- [Task statement]
Copy all lines in which the word "caption" can be found.

- [Extracted records]
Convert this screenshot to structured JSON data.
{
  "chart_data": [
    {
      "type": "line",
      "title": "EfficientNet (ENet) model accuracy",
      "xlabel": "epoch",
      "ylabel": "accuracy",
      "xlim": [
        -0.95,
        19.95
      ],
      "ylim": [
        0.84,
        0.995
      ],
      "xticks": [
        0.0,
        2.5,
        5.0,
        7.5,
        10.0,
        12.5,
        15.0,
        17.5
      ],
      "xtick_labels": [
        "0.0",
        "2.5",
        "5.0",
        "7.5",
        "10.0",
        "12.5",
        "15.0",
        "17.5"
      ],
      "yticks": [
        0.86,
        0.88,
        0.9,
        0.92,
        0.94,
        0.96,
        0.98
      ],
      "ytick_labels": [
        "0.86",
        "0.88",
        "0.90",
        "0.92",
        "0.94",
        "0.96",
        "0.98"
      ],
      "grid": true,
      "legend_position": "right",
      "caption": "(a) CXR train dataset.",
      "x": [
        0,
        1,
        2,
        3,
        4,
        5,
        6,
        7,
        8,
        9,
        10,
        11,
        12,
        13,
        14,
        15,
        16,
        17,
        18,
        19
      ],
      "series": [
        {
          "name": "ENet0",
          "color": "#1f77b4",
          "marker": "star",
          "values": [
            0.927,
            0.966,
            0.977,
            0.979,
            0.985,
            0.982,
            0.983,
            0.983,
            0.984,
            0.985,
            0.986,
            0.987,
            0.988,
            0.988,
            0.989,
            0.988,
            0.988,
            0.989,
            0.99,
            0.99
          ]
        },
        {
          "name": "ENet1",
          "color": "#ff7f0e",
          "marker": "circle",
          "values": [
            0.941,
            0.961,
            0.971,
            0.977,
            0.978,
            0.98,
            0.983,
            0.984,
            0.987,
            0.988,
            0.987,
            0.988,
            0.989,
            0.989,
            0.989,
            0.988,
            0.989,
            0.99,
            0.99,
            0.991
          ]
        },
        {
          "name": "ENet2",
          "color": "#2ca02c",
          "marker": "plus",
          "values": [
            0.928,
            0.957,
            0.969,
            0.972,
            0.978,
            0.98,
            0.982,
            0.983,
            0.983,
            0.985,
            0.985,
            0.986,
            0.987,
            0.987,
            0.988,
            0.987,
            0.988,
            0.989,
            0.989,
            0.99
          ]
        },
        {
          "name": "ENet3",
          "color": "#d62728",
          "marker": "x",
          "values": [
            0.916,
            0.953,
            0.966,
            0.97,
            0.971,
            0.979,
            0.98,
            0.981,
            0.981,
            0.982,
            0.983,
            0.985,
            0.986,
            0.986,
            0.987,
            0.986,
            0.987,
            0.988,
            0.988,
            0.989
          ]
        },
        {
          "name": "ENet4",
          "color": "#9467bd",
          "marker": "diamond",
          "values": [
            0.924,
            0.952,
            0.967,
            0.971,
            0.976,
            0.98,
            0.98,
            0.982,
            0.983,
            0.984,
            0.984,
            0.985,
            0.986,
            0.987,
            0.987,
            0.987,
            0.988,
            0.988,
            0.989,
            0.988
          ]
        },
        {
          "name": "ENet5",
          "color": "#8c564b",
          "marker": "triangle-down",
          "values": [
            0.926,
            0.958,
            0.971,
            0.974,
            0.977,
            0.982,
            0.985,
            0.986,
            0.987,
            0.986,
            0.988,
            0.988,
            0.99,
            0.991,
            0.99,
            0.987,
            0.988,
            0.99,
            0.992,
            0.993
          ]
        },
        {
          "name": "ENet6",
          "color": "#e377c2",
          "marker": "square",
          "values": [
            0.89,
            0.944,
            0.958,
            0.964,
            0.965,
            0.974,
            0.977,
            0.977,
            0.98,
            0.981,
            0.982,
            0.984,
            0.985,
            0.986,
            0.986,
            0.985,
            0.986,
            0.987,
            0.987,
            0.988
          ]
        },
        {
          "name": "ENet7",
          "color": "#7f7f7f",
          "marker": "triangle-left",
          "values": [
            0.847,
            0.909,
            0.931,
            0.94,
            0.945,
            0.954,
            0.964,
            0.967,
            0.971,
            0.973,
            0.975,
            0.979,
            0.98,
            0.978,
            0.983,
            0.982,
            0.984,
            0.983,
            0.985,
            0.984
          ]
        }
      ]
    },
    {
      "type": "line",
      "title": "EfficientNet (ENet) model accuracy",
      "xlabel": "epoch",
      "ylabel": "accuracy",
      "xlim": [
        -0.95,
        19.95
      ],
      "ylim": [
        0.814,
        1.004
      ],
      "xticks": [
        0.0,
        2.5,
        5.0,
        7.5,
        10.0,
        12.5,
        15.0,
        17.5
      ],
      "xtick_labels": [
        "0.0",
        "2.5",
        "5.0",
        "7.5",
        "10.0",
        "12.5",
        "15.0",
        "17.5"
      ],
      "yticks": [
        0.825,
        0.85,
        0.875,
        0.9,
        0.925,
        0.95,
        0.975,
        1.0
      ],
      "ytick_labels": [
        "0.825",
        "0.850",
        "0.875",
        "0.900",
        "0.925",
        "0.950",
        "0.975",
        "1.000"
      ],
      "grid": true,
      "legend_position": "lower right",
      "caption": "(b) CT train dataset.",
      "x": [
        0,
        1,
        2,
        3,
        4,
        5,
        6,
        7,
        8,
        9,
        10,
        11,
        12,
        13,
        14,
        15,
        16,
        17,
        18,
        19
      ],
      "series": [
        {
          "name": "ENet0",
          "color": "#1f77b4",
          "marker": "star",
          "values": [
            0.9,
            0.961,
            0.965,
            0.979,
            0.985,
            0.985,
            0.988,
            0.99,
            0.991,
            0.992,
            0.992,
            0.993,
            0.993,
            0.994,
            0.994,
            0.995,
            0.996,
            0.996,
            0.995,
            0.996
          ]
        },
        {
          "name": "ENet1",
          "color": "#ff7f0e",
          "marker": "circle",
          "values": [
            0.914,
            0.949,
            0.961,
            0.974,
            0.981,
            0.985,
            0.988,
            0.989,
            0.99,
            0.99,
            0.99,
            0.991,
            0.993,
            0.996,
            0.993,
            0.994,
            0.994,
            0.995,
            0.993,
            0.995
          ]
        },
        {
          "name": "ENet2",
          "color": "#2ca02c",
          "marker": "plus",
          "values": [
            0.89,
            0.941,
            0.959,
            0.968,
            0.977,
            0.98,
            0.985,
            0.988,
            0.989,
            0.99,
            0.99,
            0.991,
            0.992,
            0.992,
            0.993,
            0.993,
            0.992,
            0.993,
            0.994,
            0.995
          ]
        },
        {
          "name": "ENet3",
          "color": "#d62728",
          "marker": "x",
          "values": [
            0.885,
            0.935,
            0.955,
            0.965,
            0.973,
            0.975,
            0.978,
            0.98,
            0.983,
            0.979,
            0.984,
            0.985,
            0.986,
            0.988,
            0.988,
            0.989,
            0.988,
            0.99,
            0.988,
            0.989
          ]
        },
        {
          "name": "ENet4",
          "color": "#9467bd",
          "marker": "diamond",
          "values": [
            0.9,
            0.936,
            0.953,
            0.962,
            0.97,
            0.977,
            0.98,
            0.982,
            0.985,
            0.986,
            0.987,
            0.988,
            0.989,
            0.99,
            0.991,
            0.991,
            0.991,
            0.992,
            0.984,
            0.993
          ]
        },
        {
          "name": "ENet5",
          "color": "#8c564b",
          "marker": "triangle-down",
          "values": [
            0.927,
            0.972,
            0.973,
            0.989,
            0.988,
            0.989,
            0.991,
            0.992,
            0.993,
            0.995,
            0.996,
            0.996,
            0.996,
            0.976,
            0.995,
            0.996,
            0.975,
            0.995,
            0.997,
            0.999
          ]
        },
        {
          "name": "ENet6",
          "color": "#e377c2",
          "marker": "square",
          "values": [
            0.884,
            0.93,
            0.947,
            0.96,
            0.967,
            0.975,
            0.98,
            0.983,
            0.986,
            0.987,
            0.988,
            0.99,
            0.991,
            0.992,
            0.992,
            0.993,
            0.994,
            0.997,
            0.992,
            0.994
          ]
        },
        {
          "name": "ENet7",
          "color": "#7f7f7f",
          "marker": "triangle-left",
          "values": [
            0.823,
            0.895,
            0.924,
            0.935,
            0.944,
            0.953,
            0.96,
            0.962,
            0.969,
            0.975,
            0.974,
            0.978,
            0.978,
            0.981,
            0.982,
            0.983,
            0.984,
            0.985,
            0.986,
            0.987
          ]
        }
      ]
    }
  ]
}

- [Response to this task]
      "caption": "(a) CXR train dataset.",
      "caption": "(b) CT train dataset.",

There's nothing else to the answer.